- **Written instruction**
Repeat the material in full. Keep every line exactly as it is.

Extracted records
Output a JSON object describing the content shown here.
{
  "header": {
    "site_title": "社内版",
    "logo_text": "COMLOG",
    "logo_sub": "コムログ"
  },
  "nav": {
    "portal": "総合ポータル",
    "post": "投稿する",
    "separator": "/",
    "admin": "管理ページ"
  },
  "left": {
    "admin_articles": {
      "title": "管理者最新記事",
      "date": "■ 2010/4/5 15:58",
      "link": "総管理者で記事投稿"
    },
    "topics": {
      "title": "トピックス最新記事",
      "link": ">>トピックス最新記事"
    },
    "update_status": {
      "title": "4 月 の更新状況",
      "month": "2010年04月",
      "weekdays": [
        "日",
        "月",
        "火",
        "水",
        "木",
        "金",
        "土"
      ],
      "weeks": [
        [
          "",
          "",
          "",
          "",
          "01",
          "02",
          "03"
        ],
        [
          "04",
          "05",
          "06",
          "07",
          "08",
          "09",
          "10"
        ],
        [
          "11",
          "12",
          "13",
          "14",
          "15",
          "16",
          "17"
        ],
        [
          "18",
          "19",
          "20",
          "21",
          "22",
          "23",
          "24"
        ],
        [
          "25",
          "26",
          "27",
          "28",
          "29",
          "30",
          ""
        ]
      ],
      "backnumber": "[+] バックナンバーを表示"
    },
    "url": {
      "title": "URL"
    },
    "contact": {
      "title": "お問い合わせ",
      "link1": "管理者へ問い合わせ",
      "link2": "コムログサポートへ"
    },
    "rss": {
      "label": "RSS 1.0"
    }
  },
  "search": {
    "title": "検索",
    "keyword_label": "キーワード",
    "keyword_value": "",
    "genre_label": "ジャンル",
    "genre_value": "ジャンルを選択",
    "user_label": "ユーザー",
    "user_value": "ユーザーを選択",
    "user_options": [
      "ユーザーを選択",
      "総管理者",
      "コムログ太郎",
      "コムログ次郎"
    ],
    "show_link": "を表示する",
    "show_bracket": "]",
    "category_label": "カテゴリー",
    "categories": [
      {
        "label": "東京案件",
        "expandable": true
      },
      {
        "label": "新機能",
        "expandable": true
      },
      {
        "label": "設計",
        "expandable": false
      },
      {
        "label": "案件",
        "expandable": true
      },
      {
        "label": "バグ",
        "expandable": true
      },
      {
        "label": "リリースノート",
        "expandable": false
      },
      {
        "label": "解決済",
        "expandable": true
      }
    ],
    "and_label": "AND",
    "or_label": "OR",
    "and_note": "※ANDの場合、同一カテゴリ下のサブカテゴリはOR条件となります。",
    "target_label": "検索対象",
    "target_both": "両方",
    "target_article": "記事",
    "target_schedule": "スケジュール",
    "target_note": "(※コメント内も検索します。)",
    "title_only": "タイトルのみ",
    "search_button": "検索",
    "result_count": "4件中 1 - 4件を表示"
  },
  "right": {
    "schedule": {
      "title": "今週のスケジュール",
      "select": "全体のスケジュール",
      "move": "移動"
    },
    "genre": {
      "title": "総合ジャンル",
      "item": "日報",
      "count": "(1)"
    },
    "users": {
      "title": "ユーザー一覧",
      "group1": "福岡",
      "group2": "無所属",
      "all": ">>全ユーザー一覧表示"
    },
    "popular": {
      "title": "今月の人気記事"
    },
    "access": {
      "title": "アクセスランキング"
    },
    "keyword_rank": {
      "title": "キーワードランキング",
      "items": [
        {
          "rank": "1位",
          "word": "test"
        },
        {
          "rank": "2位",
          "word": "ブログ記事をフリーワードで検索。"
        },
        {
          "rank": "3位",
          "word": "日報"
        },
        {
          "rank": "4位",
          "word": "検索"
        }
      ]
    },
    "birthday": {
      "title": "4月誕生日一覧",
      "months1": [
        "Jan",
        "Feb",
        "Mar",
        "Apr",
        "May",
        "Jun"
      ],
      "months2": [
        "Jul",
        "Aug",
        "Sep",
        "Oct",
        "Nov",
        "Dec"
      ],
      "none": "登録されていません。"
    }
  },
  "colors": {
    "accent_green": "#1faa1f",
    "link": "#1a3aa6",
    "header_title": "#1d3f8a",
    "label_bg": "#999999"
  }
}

- **Solved problem**
Output a JSON object describing the content shown here.
{
  "header": {
    "site_title": "社内版",
    "logo_text": "COMLOG",
    "logo_sub": "コムログ"
  },
  "nav": {
    "portal": "総合ポータル",
    "post": "投稿する",
    "separator": "/",
    "admin": "管理ページ"
  },
  "left": {
    "admin_articles": {
      "title": "管理者最新記事",
      "date": "■ 2010/4/5 15:58",
      "link": "総管理者で記事投稿"
    },
    "topics": {
      "title": "トピックス最新記事",
      "link": ">>トピックス最新記事"
    },
    "update_status": {
      "title": "4 月 の更新状況",
      "month": "2010年04月",
      "weekdays": [
        "日",
        "月",
        "火",
        "水",
        "木",
        "金",
        "土"
      ],
      "weeks": [
        [
          "",
          "",
          "",
          "",
          "01",
          "02",
          "03"
        ],
        [
          "04",
          "05",
          "06",
          "07",
          "08",
          "09",
          "10"
        ],
        [
          "11",
          "12",
          "13",
          "14",
          "15",
          "16",
          "17"
        ],
        [
          "18",
          "19",
          "20",
          "21",
          "22",
          "23",
          "24"
        ],
        [
          "25",
          "26",
          "27",
          "28",
          "29",
          "30",
          ""
        ]
      ],
      "backnumber": "[+] バックナンバーを表示"
    },
    "url": {
      "title": "URL"
    },
    "contact": {
      "title": "お問い合わせ",
      "link1": "管理者へ問い合わせ",
      "link2": "コムログサポートへ"
    },
    "rss": {
      "label": "RSS 1.0"
    }
  },
  "search": {
    "title": "検索",
    "keyword_label": "キーワード",
    "keyword_value": "",
    "genre_label": "ジャンル",
    "genre_value": "ジャンルを選択",
    "user_label": "ユーザー",
    "user_value": "ユーザーを選択",
    "user_options": [
      "ユーザーを選択",
      "総管理者",
      "コムログ太郎",
      "コムログ次郎"
    ],
    "show_link": "を表示する",
    "show_bracket": "]",
    "category_label": "カテゴリー",
    "categories": [
      {
        "label": "東京案件",
        "expandable": true
      },
      {
        "label": "新機能",
        "expandable": true
      },
      {
        "label": "設計",
        "expandable": false
      },
      {
        "label": "案件",
        "expandable": true
      },
      {
        "label": "バグ",
        "expandable": true
      },
      {
        "label": "リリースノート",
        "expandable": false
      },
      {
        "label": "解決済",
        "expandable": true
      }
    ],
    "and_label": "AND",
    "or_label": "OR",
    "and_note": "※ANDの場合、同一カテゴリ下のサブカテゴリはOR条件となります。",
    "target_label": "検索対象",
    "target_both": "両方",
    "target_article": "記事",
    "target_schedule": "スケジュール",
    "target_note": "(※コメント内も検索します。)",
    "title_only": "タイトルのみ",
    "search_button": "検索",
    "result_count": "4件中 1 - 4件を表示"
  },
  "right": {
    "schedule": {
      "title": "今週のスケジュール",
      "select": "全体のスケジュール",
      "move": "移動"
    },
    "genre": {
      "title": "総合ジャンル",
      "item": "日報",
      "count": "(1)"
    },
    "users": {
      "title": "ユーザー一覧",
      "group1": "福岡",
      "group2": "無所属",
      "all": ">>全ユーザー一覧表示"
    },
    "popular": {
      "title": "今月の人気記事"
    },
    "access": {
      "title": "アクセスランキング"
    },
    "keyword_rank": {
      "title": "キーワードランキング",
      "items": [
        {
          "rank": "1位",
          "word": "test"
        },
        {
          "rank": "2位",
          "word": "ブログ記事をフリーワードで検索。"
        },
        {
          "rank": "3位",
          "word": "日報"
        },
        {
          "rank": "4位",
          "word": "検索"
        }
      ]
    },
    "birthday": {
      "title": "4月誕生日一覧",
      "months1": [
        "Jan",
        "Feb",
        "Mar",
        "Apr",
        "May",
        "Jun"
      ],
      "months2": [
        "Jul",
        "Aug",
        "Sep",
        "Oct",
        "Nov",
        "Dec"
      ],
      "none": "登録されていません。"
    }
  },
  "colors": {
    "accent_green": "#1faa1f",
    "link": "#1a3aa6",
    "header_title": "#1d3f8a",
    "label_bg": "#999999"
  }
}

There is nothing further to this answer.